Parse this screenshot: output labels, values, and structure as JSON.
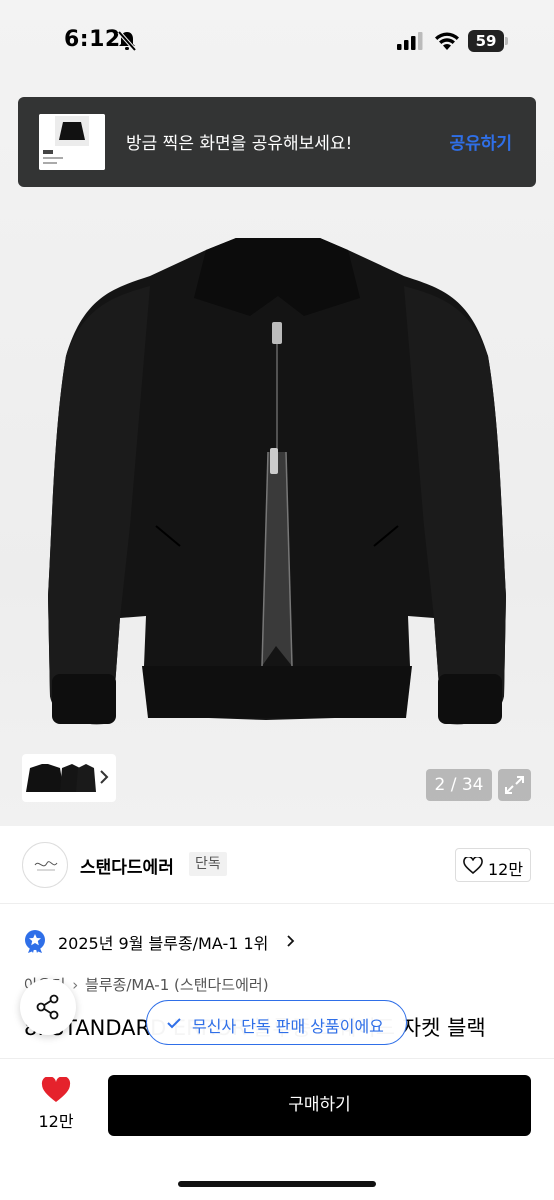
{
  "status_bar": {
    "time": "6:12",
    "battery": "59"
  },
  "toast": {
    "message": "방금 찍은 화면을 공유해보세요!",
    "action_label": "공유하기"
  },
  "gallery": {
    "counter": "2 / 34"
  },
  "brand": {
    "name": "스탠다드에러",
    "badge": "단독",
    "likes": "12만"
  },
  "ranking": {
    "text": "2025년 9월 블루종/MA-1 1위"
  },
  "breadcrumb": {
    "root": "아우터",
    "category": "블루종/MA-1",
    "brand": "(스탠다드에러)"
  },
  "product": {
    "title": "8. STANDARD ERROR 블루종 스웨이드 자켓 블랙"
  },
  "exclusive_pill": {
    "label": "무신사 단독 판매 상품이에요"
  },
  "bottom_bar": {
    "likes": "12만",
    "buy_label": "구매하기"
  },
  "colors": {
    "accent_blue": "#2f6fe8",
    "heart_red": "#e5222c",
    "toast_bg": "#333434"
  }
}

========================================================================

● **WHAT THIS TASK INVOLVES**: Repeat all of the data above word for word, minus the pictures.

● **EXPECTED OUTPUT**:
Parse this screenshot: output labels, values, and structure as JSON.
{
  "status_bar": {
    "time": "6:12",
    "battery": "59"
  },
  "toast": {
    "message": "방금 찍은 화면을 공유해보세요!",
    "action_label": "공유하기"
  },
  "gallery": {
    "counter": "2 / 34"
  },
  "brand": {
    "name": "스탠다드에러",
    "badge": "단독",
    "likes": "12만"
  },
  "ranking": {
    "text": "2025년 9월 블루종/MA-1 1위"
  },
  "breadcrumb": {
    "root": "아우터",
    "category": "블루종/MA-1",
    "brand": "(스탠다드에러)"
  },
  "product": {
    "title": "8. STANDARD ERROR 블루종 스웨이드 자켓 블랙"
  },
  "exclusive_pill": {
    "label": "무신사 단독 판매 상품이에요"
  },
  "bottom_bar": {
    "likes": "12만",
    "buy_label": "구매하기"
  },
  "colors": {
    "accent_blue": "#2f6fe8",
    "heart_red": "#e5222c",
    "toast_bg": "#333434"
  }
}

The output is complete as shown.